** BEGIN Dataset rows **

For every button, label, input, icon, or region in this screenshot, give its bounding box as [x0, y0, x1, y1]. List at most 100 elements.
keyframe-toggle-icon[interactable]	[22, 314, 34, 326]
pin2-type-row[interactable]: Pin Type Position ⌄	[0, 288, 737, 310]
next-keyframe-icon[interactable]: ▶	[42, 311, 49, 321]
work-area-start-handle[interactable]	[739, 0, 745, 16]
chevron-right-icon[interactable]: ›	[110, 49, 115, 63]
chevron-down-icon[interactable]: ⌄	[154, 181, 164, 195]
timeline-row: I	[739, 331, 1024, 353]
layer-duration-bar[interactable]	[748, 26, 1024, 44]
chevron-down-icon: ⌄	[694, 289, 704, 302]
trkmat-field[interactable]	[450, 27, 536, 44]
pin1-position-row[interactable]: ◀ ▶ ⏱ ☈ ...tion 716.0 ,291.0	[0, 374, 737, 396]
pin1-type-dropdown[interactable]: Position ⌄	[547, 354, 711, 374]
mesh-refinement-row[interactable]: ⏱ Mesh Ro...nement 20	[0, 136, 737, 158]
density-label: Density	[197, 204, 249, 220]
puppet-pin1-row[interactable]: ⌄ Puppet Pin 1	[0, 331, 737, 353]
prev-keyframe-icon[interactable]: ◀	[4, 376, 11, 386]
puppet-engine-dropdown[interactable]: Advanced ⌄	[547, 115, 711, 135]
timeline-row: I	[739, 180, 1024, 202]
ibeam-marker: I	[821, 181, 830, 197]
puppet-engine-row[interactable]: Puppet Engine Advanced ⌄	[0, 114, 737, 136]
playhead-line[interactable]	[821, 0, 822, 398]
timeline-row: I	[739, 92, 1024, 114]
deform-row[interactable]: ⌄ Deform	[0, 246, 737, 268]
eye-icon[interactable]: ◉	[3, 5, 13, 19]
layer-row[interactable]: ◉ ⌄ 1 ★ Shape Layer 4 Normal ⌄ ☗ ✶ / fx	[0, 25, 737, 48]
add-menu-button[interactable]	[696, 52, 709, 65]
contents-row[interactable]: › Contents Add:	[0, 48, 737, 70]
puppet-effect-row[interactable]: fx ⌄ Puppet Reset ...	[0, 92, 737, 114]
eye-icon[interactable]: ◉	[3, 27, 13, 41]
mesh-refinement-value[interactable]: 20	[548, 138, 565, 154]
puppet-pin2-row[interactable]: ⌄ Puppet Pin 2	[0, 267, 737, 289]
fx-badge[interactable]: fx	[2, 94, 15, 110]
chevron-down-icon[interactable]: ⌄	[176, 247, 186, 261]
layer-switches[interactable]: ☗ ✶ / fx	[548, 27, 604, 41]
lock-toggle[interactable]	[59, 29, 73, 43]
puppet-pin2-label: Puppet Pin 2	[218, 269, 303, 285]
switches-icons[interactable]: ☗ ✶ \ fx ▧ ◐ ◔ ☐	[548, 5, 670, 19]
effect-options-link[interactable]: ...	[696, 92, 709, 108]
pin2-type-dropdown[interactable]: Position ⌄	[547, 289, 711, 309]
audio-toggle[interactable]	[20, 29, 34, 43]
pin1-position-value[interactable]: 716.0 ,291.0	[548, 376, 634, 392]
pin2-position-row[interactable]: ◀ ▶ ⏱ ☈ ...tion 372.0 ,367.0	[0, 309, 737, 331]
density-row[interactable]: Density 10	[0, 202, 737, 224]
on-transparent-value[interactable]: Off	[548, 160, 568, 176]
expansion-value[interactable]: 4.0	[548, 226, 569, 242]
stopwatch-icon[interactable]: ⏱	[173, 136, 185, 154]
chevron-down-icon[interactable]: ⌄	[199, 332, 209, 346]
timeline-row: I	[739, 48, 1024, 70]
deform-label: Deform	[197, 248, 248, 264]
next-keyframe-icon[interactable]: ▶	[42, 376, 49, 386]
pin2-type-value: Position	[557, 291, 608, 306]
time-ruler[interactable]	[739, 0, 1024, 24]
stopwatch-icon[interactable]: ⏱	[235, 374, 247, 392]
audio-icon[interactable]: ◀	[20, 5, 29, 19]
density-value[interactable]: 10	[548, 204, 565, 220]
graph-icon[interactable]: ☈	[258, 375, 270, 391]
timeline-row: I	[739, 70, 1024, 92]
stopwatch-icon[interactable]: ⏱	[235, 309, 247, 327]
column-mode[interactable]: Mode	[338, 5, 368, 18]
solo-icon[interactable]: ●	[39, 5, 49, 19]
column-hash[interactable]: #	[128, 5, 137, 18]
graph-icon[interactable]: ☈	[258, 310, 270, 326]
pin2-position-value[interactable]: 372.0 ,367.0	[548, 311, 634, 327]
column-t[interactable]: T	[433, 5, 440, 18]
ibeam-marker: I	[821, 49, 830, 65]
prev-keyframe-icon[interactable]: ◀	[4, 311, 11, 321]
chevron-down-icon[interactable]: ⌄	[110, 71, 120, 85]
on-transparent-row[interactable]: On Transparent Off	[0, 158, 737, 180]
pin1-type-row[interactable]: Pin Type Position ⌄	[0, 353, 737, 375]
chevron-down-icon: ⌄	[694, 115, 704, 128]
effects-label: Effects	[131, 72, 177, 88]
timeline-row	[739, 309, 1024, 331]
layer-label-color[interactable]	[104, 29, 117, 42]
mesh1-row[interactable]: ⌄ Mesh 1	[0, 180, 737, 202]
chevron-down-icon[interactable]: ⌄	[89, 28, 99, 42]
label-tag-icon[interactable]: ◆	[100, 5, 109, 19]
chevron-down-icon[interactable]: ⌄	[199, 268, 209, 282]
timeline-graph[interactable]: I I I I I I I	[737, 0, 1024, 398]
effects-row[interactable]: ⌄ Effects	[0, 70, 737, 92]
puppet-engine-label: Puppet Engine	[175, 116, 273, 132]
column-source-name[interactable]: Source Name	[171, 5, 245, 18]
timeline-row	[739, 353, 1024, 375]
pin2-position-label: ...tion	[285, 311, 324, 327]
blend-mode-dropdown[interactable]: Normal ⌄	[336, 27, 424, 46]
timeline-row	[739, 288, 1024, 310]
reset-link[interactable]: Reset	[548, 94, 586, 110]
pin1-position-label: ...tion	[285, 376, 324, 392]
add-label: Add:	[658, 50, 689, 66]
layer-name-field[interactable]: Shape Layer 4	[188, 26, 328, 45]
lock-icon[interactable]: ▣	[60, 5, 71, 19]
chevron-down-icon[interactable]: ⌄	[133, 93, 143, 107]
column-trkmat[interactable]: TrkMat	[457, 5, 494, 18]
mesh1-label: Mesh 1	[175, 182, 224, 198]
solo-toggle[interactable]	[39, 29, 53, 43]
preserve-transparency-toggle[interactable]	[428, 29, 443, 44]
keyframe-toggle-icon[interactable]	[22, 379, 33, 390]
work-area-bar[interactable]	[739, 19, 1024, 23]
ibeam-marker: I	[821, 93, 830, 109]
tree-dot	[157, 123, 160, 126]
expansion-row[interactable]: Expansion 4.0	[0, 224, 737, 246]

** END Dataset rows **

◆ **Challenge**: Transcribe every line of the entries above, keeping each character unchanged.

◆ **Written response**:
For every button, label, input, icon, or region in this screenshot, give its bounding box as [x0, y0, x1, y1]. List at most 100 elements.
keyframe-toggle-icon[interactable]	[22, 314, 34, 326]
pin2-type-row[interactable]: Pin Type Position ⌄	[0, 288, 737, 310]
next-keyframe-icon[interactable]: ▶	[42, 311, 49, 321]
work-area-start-handle[interactable]	[739, 0, 745, 16]
chevron-right-icon[interactable]: ›	[110, 49, 115, 63]
chevron-down-icon[interactable]: ⌄	[154, 181, 164, 195]
timeline-row: I	[739, 331, 1024, 353]
layer-duration-bar[interactable]	[748, 26, 1024, 44]
chevron-down-icon: ⌄	[694, 289, 704, 302]
trkmat-field[interactable]	[450, 27, 536, 44]
pin1-position-row[interactable]: ◀ ▶ ⏱ ☈ ...tion 716.0 ,291.0	[0, 374, 737, 396]
pin1-type-dropdown[interactable]: Position ⌄	[547, 354, 711, 374]
mesh-refinement-row[interactable]: ⏱ Mesh Ro...nement 20	[0, 136, 737, 158]
density-label: Density	[197, 204, 249, 220]
puppet-pin1-row[interactable]: ⌄ Puppet Pin 1	[0, 331, 737, 353]
prev-keyframe-icon[interactable]: ◀	[4, 376, 11, 386]
puppet-engine-dropdown[interactable]: Advanced ⌄	[547, 115, 711, 135]
timeline-row: I	[739, 180, 1024, 202]
ibeam-marker: I	[821, 181, 830, 197]
puppet-engine-row[interactable]: Puppet Engine Advanced ⌄	[0, 114, 737, 136]
playhead-line[interactable]	[821, 0, 822, 398]
timeline-row: I	[739, 92, 1024, 114]
deform-row[interactable]: ⌄ Deform	[0, 246, 737, 268]
eye-icon[interactable]: ◉	[3, 5, 13, 19]
layer-row[interactable]: ◉ ⌄ 1 ★ Shape Layer 4 Normal ⌄ ☗ ✶ / fx	[0, 25, 737, 48]
add-menu-button[interactable]	[696, 52, 709, 65]
contents-row[interactable]: › Contents Add:	[0, 48, 737, 70]
puppet-effect-row[interactable]: fx ⌄ Puppet Reset ...	[0, 92, 737, 114]
eye-icon[interactable]: ◉	[3, 27, 13, 41]
mesh-refinement-value[interactable]: 20	[548, 138, 565, 154]
puppet-pin2-row[interactable]: ⌄ Puppet Pin 2	[0, 267, 737, 289]
fx-badge[interactable]: fx	[2, 94, 15, 110]
chevron-down-icon[interactable]: ⌄	[176, 247, 186, 261]
layer-switches[interactable]: ☗ ✶ / fx	[548, 27, 604, 41]
lock-toggle[interactable]	[59, 29, 73, 43]
puppet-pin2-label: Puppet Pin 2	[218, 269, 303, 285]
switches-icons[interactable]: ☗ ✶ \ fx ▧ ◐ ◔ ☐	[548, 5, 670, 19]
effect-options-link[interactable]: ...	[696, 92, 709, 108]
pin2-type-dropdown[interactable]: Position ⌄	[547, 289, 711, 309]
audio-toggle[interactable]	[20, 29, 34, 43]
pin1-position-value[interactable]: 716.0 ,291.0	[548, 376, 634, 392]
pin2-position-row[interactable]: ◀ ▶ ⏱ ☈ ...tion 372.0 ,367.0	[0, 309, 737, 331]
density-row[interactable]: Density 10	[0, 202, 737, 224]
on-transparent-value[interactable]: Off	[548, 160, 568, 176]
expansion-value[interactable]: 4.0	[548, 226, 569, 242]
stopwatch-icon[interactable]: ⏱	[173, 136, 185, 154]
chevron-down-icon[interactable]: ⌄	[199, 332, 209, 346]
timeline-row: I	[739, 48, 1024, 70]
deform-label: Deform	[197, 248, 248, 264]
next-keyframe-icon[interactable]: ▶	[42, 376, 49, 386]
pin2-type-value: Position	[557, 291, 608, 306]
time-ruler[interactable]	[739, 0, 1024, 24]
stopwatch-icon[interactable]: ⏱	[235, 374, 247, 392]
audio-icon[interactable]: ◀	[20, 5, 29, 19]
density-value[interactable]: 10	[548, 204, 565, 220]
graph-icon[interactable]: ☈	[258, 375, 270, 391]
timeline-row: I	[739, 70, 1024, 92]
stopwatch-icon[interactable]: ⏱	[235, 309, 247, 327]
column-mode[interactable]: Mode	[338, 5, 368, 18]
solo-icon[interactable]: ●	[39, 5, 49, 19]
column-hash[interactable]: #	[128, 5, 137, 18]
graph-icon[interactable]: ☈	[258, 310, 270, 326]
pin2-position-value[interactable]: 372.0 ,367.0	[548, 311, 634, 327]
column-t[interactable]: T	[433, 5, 440, 18]
ibeam-marker: I	[821, 49, 830, 65]
prev-keyframe-icon[interactable]: ◀	[4, 311, 11, 321]
chevron-down-icon[interactable]: ⌄	[110, 71, 120, 85]
on-transparent-row[interactable]: On Transparent Off	[0, 158, 737, 180]
pin1-type-row[interactable]: Pin Type Position ⌄	[0, 353, 737, 375]
chevron-down-icon: ⌄	[694, 115, 704, 128]
effects-label: Effects	[131, 72, 177, 88]
timeline-row	[739, 309, 1024, 331]
layer-label-color[interactable]	[104, 29, 117, 42]
mesh1-row[interactable]: ⌄ Mesh 1	[0, 180, 737, 202]
chevron-down-icon[interactable]: ⌄	[89, 28, 99, 42]
label-tag-icon[interactable]: ◆	[100, 5, 109, 19]
chevron-down-icon[interactable]: ⌄	[199, 268, 209, 282]
timeline-graph[interactable]: I I I I I I I	[737, 0, 1024, 398]
effects-row[interactable]: ⌄ Effects	[0, 70, 737, 92]
puppet-engine-label: Puppet Engine	[175, 116, 273, 132]
column-source-name[interactable]: Source Name	[171, 5, 245, 18]
timeline-row	[739, 353, 1024, 375]
pin2-position-label: ...tion	[285, 311, 324, 327]
blend-mode-dropdown[interactable]: Normal ⌄	[336, 27, 424, 46]
timeline-row	[739, 288, 1024, 310]
reset-link[interactable]: Reset	[548, 94, 586, 110]
pin1-position-label: ...tion	[285, 376, 324, 392]
add-label: Add:	[658, 50, 689, 66]
layer-name-field[interactable]: Shape Layer 4	[188, 26, 328, 45]
lock-icon[interactable]: ▣	[60, 5, 71, 19]
chevron-down-icon[interactable]: ⌄	[133, 93, 143, 107]
column-trkmat[interactable]: TrkMat	[457, 5, 494, 18]
mesh1-label: Mesh 1	[175, 182, 224, 198]
solo-toggle[interactable]	[39, 29, 53, 43]
preserve-transparency-toggle[interactable]	[428, 29, 443, 44]
keyframe-toggle-icon[interactable]	[22, 379, 33, 390]
work-area-bar[interactable]	[739, 19, 1024, 23]
ibeam-marker: I	[821, 93, 830, 109]
tree-dot	[157, 123, 160, 126]
expansion-row[interactable]: Expansion 4.0	[0, 224, 737, 246]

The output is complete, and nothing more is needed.